## Exercise task:
Copy each line that has the string "JSON" somewhere in it.

## Records to use:
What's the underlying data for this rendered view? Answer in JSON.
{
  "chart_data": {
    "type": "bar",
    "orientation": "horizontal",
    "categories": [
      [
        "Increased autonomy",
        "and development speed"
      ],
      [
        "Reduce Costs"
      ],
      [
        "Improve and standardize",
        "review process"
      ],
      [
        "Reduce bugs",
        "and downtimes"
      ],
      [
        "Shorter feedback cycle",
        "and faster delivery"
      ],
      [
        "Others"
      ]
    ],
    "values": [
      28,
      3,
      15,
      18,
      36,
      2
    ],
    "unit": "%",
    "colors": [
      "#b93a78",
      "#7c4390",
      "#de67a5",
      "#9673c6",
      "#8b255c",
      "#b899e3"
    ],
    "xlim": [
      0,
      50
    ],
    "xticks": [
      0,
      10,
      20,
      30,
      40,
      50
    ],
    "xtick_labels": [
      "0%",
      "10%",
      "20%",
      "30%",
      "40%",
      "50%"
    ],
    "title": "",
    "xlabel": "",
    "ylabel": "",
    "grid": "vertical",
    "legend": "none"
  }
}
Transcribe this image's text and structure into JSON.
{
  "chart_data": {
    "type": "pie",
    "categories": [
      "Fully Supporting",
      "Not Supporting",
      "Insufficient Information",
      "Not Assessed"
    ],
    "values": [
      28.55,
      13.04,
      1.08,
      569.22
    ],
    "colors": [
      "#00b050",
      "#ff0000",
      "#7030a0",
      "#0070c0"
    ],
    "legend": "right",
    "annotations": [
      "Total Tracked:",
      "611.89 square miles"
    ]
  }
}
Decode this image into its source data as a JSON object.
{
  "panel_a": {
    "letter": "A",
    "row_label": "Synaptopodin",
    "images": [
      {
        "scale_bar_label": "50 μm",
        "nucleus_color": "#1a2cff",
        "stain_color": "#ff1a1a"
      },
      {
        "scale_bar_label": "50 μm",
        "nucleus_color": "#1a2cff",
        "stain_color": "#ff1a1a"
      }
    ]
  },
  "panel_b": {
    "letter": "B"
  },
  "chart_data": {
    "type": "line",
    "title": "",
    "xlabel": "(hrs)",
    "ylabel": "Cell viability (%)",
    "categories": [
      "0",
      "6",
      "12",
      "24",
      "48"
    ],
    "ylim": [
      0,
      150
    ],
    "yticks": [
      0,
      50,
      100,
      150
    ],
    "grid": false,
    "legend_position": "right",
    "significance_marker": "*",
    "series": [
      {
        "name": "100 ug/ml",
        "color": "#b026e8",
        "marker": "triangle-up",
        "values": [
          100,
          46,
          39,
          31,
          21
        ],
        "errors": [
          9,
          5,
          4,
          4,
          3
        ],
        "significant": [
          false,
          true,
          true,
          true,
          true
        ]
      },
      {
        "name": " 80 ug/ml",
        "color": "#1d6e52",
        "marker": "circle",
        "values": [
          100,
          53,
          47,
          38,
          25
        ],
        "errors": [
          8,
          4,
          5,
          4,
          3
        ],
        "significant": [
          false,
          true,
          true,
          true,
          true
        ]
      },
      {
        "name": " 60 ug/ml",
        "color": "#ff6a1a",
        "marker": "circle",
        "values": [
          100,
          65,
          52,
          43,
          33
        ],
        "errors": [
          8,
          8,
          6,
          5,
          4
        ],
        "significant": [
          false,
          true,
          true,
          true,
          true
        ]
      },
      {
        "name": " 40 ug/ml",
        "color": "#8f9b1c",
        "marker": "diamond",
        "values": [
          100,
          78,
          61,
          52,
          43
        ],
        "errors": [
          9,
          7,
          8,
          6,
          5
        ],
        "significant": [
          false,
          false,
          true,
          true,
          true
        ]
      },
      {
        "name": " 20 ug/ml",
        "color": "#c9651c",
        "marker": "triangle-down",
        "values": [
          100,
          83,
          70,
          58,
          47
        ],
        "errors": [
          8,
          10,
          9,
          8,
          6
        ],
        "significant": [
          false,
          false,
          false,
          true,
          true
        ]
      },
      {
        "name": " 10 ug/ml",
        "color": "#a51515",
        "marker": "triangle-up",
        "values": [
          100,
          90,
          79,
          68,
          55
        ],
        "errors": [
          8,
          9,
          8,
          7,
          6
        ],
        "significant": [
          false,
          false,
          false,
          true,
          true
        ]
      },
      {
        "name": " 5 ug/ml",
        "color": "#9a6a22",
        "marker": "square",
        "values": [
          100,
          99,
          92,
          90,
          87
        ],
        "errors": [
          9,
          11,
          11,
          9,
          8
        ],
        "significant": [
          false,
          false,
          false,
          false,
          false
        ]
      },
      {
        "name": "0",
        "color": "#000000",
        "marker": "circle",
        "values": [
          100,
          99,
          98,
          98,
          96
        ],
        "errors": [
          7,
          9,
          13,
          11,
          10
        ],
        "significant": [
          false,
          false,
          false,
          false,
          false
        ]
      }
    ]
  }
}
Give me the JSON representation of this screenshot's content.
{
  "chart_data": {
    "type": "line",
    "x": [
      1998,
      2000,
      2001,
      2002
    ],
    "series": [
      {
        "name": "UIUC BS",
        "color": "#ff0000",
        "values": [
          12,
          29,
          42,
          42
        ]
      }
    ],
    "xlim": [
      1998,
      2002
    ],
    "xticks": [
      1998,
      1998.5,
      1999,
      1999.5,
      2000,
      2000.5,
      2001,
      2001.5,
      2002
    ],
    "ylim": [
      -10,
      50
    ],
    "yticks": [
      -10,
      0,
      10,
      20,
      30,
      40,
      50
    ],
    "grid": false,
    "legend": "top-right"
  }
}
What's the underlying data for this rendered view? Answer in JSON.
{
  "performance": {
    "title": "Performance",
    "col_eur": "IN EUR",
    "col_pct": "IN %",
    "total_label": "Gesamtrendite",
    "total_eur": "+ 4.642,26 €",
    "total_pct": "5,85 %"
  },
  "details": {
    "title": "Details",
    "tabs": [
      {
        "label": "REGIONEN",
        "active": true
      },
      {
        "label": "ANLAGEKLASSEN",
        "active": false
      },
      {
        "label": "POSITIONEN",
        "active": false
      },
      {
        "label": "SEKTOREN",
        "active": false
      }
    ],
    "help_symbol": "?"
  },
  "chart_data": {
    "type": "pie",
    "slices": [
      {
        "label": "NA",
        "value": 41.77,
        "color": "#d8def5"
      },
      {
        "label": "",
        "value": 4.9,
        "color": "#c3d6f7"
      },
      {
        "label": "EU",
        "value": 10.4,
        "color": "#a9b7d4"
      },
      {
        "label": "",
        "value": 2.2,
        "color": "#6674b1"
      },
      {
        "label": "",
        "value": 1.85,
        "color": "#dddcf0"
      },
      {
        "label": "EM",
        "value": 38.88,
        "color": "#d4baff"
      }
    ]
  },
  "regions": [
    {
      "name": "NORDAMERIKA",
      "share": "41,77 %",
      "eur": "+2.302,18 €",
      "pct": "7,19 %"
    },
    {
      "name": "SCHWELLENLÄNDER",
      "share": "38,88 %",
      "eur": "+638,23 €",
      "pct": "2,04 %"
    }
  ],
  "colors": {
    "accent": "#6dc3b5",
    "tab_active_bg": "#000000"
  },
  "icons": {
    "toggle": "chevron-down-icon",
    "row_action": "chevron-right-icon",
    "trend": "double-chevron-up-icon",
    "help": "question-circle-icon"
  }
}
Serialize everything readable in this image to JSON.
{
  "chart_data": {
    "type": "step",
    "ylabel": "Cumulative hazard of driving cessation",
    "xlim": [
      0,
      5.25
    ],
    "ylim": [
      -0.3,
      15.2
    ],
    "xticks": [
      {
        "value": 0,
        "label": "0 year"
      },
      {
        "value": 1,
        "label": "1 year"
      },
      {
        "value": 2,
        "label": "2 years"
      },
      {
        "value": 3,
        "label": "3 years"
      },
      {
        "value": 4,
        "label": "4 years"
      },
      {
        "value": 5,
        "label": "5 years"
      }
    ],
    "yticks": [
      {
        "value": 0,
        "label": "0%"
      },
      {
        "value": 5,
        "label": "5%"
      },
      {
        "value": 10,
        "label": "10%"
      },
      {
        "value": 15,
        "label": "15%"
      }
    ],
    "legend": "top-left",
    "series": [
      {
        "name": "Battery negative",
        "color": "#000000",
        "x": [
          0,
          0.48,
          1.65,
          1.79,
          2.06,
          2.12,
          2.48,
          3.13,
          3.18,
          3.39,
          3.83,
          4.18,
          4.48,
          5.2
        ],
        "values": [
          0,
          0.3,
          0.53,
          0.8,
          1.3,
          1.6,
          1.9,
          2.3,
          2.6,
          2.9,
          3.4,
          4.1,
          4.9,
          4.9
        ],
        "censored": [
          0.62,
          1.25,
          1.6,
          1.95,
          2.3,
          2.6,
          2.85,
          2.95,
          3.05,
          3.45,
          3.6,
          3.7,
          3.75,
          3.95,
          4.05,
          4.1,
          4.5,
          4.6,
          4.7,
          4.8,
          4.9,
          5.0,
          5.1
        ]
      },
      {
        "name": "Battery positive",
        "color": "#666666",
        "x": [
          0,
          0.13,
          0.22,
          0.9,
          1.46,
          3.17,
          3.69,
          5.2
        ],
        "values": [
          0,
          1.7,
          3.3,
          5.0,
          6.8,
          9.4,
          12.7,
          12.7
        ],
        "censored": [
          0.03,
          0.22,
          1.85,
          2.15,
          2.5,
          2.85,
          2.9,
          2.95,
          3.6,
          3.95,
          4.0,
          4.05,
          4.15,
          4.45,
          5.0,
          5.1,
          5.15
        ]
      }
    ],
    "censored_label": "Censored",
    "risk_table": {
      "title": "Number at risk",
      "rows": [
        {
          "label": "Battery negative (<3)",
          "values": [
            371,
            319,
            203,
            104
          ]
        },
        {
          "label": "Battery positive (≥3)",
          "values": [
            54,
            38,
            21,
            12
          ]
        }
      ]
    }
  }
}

## The reply:
What's the underlying data for this rendered view? Answer in JSON.
Transcribe this image's text and structure into JSON.
Decode this image into its source data as a JSON object.
Give me the JSON representation of this screenshot's content.
What's the underlying data for this rendered view? Answer in JSON.
Serialize everything readable in this image to JSON.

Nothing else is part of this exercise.